DATA SHOWN.

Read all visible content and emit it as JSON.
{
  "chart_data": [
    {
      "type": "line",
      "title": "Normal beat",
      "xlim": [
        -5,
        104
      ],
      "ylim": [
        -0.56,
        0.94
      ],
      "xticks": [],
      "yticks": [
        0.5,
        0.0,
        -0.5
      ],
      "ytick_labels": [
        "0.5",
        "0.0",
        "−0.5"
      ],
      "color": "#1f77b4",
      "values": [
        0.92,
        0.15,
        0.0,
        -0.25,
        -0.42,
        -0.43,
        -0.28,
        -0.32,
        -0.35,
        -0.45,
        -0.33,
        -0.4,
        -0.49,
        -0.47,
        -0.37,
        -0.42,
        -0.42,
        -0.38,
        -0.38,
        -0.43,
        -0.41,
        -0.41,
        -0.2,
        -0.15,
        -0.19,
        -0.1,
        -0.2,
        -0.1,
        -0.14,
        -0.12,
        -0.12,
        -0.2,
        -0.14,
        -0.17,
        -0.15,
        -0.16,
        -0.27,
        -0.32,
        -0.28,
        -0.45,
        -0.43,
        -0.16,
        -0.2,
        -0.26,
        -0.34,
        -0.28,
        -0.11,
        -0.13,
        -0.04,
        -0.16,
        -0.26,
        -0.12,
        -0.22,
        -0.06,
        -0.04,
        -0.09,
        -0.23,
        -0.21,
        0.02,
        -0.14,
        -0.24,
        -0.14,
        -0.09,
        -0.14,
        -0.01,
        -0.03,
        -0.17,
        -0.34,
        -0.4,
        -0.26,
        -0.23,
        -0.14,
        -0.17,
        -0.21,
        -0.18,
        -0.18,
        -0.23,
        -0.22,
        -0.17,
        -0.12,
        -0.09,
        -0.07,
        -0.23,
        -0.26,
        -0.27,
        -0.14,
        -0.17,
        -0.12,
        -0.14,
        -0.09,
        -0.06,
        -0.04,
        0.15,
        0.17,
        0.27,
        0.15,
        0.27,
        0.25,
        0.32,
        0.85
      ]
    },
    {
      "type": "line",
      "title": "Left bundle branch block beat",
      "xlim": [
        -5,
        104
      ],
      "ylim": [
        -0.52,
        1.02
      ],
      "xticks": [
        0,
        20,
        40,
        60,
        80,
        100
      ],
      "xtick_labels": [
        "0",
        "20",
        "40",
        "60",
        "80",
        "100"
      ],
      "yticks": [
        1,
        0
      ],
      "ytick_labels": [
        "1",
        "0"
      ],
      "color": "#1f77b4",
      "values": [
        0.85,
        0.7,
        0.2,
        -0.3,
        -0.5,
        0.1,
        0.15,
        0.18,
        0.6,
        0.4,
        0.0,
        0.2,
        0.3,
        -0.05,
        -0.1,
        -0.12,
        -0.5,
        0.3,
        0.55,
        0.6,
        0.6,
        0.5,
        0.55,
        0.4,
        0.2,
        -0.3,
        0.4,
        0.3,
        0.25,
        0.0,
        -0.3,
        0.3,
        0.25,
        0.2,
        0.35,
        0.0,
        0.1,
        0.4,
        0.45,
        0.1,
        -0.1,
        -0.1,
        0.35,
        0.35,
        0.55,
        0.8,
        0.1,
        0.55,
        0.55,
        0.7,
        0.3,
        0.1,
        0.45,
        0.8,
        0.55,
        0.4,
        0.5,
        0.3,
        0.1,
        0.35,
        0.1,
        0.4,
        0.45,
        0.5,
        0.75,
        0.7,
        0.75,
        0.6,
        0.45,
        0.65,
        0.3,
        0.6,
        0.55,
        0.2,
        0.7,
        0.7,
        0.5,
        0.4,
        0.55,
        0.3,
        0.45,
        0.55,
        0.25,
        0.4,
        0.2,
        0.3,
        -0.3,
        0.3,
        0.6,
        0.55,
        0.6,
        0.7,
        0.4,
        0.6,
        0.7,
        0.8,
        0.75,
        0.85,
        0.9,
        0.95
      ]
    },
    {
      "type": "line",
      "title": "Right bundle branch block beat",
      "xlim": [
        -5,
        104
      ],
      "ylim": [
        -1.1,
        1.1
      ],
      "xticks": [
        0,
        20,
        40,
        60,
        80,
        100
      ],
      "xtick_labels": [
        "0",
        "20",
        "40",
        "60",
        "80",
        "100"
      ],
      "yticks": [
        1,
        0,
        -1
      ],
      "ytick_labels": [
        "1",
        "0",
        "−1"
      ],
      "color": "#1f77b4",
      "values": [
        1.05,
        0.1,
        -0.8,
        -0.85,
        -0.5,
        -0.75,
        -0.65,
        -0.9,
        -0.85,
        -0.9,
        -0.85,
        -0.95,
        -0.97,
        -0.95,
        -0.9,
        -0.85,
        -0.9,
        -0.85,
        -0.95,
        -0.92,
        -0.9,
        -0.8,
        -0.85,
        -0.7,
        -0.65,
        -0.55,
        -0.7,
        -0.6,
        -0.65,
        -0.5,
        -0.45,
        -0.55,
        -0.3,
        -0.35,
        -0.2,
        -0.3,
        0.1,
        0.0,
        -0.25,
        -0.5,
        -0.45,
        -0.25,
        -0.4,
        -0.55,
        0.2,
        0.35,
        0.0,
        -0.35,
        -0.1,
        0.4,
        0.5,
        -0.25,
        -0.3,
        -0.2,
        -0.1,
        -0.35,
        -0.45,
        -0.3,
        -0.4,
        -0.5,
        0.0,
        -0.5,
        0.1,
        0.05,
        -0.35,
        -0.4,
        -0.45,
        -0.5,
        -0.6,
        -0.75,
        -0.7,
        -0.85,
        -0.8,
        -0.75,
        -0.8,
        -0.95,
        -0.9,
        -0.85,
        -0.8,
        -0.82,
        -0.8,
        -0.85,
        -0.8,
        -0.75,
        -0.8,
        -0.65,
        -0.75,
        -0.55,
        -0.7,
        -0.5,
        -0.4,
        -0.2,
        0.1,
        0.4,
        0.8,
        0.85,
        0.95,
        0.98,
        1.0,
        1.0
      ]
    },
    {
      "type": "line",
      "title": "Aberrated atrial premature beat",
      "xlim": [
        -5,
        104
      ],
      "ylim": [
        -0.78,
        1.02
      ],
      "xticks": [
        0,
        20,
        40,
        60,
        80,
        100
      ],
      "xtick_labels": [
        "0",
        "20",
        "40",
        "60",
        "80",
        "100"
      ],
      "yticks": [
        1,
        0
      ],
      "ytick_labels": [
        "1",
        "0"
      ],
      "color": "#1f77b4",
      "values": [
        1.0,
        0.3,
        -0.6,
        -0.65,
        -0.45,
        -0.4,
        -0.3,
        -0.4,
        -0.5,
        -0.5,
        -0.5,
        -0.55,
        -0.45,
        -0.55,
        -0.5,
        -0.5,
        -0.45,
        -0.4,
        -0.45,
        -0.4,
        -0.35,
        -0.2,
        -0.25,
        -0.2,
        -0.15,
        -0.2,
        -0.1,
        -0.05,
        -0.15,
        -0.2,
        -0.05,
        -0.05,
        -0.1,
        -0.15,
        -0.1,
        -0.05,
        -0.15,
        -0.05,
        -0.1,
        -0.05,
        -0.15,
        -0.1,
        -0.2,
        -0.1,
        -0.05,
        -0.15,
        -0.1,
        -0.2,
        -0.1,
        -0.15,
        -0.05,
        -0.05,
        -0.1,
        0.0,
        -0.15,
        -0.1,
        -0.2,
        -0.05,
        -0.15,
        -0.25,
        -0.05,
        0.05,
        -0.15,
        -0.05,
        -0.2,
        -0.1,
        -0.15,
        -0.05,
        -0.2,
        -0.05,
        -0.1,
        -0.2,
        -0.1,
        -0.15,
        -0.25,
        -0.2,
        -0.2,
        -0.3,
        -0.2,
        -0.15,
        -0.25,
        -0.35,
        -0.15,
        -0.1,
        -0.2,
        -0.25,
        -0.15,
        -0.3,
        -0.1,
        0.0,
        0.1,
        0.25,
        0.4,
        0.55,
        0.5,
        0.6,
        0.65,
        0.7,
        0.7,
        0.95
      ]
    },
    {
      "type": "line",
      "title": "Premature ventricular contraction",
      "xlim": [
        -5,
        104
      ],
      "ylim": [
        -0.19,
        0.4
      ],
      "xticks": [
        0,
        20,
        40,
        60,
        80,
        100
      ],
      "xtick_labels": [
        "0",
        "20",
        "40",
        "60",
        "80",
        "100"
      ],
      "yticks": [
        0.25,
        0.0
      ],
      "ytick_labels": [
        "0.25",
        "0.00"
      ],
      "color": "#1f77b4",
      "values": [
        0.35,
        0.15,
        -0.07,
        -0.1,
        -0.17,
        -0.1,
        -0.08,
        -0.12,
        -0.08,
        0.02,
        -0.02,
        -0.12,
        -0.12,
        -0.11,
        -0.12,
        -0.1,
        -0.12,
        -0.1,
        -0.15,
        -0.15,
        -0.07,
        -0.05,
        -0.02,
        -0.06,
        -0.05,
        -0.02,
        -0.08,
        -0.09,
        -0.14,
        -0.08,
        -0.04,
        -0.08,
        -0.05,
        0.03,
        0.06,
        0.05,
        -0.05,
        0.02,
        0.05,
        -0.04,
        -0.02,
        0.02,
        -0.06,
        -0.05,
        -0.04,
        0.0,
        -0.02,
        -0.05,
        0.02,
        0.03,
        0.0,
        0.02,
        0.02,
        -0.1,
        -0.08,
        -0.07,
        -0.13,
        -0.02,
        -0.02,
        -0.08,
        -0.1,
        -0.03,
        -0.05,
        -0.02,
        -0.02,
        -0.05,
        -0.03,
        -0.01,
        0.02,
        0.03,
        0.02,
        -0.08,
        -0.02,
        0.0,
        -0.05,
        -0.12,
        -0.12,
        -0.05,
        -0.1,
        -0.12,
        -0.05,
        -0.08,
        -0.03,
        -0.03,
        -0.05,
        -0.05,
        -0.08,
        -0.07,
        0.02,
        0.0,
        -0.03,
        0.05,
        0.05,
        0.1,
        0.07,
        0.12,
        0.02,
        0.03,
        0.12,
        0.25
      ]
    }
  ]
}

EXERCISE AIM. Count every line above that holds the word "branch", and state the number and nothing more.

THE RESULT. 2